TASK STATEMENT:
Copy out all lines carrying the word "memory".

EXTRACTED INFORMATION:
^^^^^^^^

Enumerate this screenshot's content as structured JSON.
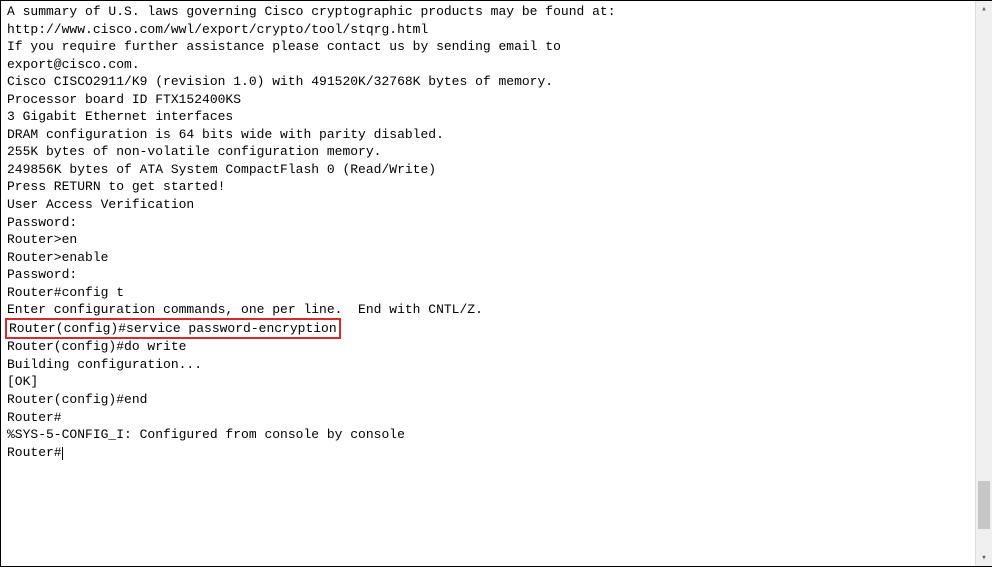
{
  "terminal": {
    "lines": [
      "A summary of U.S. laws governing Cisco cryptographic products may be found at:",
      "http://www.cisco.com/wwl/export/crypto/tool/stqrg.html",
      "",
      "If you require further assistance please contact us by sending email to",
      "export@cisco.com.",
      "",
      "Cisco CISCO2911/K9 (revision 1.0) with 491520K/32768K bytes of memory.",
      "Processor board ID FTX152400KS",
      "3 Gigabit Ethernet interfaces",
      "DRAM configuration is 64 bits wide with parity disabled.",
      "255K bytes of non-volatile configuration memory.",
      "249856K bytes of ATA System CompactFlash 0 (Read/Write)",
      "",
      "Press RETURN to get started!",
      "",
      "",
      "",
      "User Access Verification",
      "",
      "Password:",
      "",
      "Router>en",
      "Router>enable",
      "Password:",
      "Router#config t",
      "Enter configuration commands, one per line.  End with CNTL/Z."
    ],
    "highlighted_line": "Router(config)#service password-encryption",
    "lines_after": [
      "Router(config)#do write",
      "Building configuration...",
      "[OK]",
      "Router(config)#end",
      "Router#",
      "%SYS-5-CONFIG_I: Configured from console by console",
      "",
      "Router#"
    ]
  },
  "scrollbar": {
    "thumb_top_pct": 87,
    "thumb_height_pct": 9
  },
  "icons": {
    "up_arrow": "▴",
    "down_arrow": "▾"
  }
}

^^^^^^^^

EXERCISE RESULT:
      "Cisco CISCO2911/K9 (revision 1.0) with 491520K/32768K bytes of memory.",
      "255K bytes of non-volatile configuration memory.",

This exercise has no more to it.